┌────────

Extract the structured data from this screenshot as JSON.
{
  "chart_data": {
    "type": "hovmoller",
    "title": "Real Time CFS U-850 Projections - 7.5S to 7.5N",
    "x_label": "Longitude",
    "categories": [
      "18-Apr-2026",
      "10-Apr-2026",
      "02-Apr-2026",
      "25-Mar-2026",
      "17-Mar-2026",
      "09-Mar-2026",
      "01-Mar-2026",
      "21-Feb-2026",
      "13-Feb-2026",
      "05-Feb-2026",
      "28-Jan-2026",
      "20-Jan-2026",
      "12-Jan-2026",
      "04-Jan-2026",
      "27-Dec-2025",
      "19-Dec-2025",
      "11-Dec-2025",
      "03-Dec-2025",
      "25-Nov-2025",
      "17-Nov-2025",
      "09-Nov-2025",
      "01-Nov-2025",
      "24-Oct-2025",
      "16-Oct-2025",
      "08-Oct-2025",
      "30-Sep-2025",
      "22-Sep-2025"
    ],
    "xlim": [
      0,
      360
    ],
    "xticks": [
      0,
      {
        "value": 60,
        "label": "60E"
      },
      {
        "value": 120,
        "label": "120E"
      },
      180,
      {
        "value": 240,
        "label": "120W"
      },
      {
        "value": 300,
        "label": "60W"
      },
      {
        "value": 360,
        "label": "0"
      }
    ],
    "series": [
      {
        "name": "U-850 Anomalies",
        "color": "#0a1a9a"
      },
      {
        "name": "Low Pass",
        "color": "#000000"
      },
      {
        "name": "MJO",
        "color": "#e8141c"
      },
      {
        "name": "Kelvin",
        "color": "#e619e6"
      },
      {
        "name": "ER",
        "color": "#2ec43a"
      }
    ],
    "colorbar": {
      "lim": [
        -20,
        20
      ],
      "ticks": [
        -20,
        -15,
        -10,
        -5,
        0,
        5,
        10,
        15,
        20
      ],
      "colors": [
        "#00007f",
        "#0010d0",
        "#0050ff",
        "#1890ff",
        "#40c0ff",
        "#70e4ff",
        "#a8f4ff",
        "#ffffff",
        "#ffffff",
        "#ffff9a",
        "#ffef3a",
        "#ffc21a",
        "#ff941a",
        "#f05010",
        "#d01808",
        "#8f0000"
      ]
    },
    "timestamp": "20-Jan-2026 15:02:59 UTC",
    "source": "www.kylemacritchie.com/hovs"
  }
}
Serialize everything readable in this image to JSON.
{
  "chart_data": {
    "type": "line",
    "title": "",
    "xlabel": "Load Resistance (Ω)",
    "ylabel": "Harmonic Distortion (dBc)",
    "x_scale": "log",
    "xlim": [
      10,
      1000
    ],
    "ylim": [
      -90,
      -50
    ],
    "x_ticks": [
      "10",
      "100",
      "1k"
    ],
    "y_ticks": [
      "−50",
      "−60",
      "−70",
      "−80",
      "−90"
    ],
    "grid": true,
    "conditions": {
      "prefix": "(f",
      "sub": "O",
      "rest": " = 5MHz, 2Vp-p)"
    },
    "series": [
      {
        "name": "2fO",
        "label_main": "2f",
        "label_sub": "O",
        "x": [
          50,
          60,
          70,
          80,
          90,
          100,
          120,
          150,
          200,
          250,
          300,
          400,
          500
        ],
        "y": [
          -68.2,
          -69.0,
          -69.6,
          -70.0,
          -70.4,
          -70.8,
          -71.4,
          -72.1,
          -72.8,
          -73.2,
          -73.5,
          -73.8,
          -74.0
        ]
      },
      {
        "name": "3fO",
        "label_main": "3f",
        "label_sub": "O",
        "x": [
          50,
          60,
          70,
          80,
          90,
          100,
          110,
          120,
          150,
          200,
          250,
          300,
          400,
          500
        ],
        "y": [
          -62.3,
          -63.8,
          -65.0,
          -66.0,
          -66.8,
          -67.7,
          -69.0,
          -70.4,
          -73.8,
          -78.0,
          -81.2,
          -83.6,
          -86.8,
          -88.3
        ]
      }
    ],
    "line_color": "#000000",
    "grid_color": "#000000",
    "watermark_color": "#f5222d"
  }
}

└────────

→ **What you should do**
Go through the material and copy out every line with "name" in it.

→ **Task result**
        "name": "U-850 Anomalies",
        "name": "Low Pass",
        "name": "MJO",
        "name": "Kelvin",
        "name": "ER",
        "name": "2fO",
        "name": "3fO",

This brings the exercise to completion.